== WRITTEN REQUEST ==
Every entry below must be repeated exactly; skip the pictures.
____
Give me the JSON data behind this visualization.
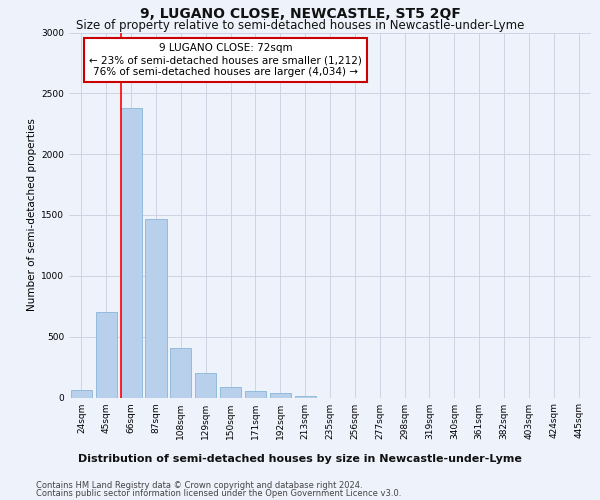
{
  "title": "9, LUGANO CLOSE, NEWCASTLE, ST5 2QF",
  "subtitle": "Size of property relative to semi-detached houses in Newcastle-under-Lyme",
  "xlabel_dist": "Distribution of semi-detached houses by size in Newcastle-under-Lyme",
  "ylabel": "Number of semi-detached properties",
  "categories": [
    "24sqm",
    "45sqm",
    "66sqm",
    "87sqm",
    "108sqm",
    "129sqm",
    "150sqm",
    "171sqm",
    "192sqm",
    "213sqm",
    "235sqm",
    "256sqm",
    "277sqm",
    "298sqm",
    "319sqm",
    "340sqm",
    "361sqm",
    "382sqm",
    "403sqm",
    "424sqm",
    "445sqm"
  ],
  "values": [
    65,
    700,
    2380,
    1470,
    410,
    205,
    85,
    55,
    35,
    10,
    0,
    0,
    0,
    0,
    0,
    0,
    0,
    0,
    0,
    0,
    0
  ],
  "bar_color": "#b8d0eb",
  "bar_edge_color": "#7aadd4",
  "red_line_bar_index": 2,
  "annotation_title": "9 LUGANO CLOSE: 72sqm",
  "annotation_line1": "← 23% of semi-detached houses are smaller (1,212)",
  "annotation_line2": "76% of semi-detached houses are larger (4,034) →",
  "ylim": [
    0,
    3000
  ],
  "yticks": [
    0,
    500,
    1000,
    1500,
    2000,
    2500,
    3000
  ],
  "footer_line1": "Contains HM Land Registry data © Crown copyright and database right 2024.",
  "footer_line2": "Contains public sector information licensed under the Open Government Licence v3.0.",
  "bg_color": "#eef2fb",
  "plot_bg_color": "#eef2fb",
  "grid_color": "#c8cfe0",
  "annotation_box_color": "#ffffff",
  "annotation_box_edge": "#cc0000",
  "title_fontsize": 10,
  "subtitle_fontsize": 8.5,
  "ylabel_fontsize": 7.5,
  "xlabel_dist_fontsize": 8,
  "tick_fontsize": 6.5,
  "annotation_fontsize": 7.5,
  "footer_fontsize": 6
}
____
== WRITTEN ANSWER ==
Give me the JSON data behind this visualization.
{
  "title": "9, LUGANO CLOSE, NEWCASTLE, ST5 2QF",
  "subtitle": "Size of property relative to semi-detached houses in Newcastle-under-Lyme",
  "xlabel_dist": "Distribution of semi-detached houses by size in Newcastle-under-Lyme",
  "ylabel": "Number of semi-detached properties",
  "categories": [
    "24sqm",
    "45sqm",
    "66sqm",
    "87sqm",
    "108sqm",
    "129sqm",
    "150sqm",
    "171sqm",
    "192sqm",
    "213sqm",
    "235sqm",
    "256sqm",
    "277sqm",
    "298sqm",
    "319sqm",
    "340sqm",
    "361sqm",
    "382sqm",
    "403sqm",
    "424sqm",
    "445sqm"
  ],
  "values": [
    65,
    700,
    2380,
    1470,
    410,
    205,
    85,
    55,
    35,
    10,
    0,
    0,
    0,
    0,
    0,
    0,
    0,
    0,
    0,
    0,
    0
  ],
  "bar_color": "#b8d0eb",
  "bar_edge_color": "#7aadd4",
  "red_line_bar_index": 2,
  "annotation_title": "9 LUGANO CLOSE: 72sqm",
  "annotation_line1": "← 23% of semi-detached houses are smaller (1,212)",
  "annotation_line2": "76% of semi-detached houses are larger (4,034) →",
  "ylim": [
    0,
    3000
  ],
  "yticks": [
    0,
    500,
    1000,
    1500,
    2000,
    2500,
    3000
  ],
  "footer_line1": "Contains HM Land Registry data © Crown copyright and database right 2024.",
  "footer_line2": "Contains public sector information licensed under the Open Government Licence v3.0.",
  "bg_color": "#eef2fb",
  "plot_bg_color": "#eef2fb",
  "grid_color": "#c8cfe0",
  "annotation_box_color": "#ffffff",
  "annotation_box_edge": "#cc0000",
  "title_fontsize": 10,
  "subtitle_fontsize": 8.5,
  "ylabel_fontsize": 7.5,
  "xlabel_dist_fontsize": 8,
  "tick_fontsize": 6.5,
  "annotation_fontsize": 7.5,
  "footer_fontsize": 6
}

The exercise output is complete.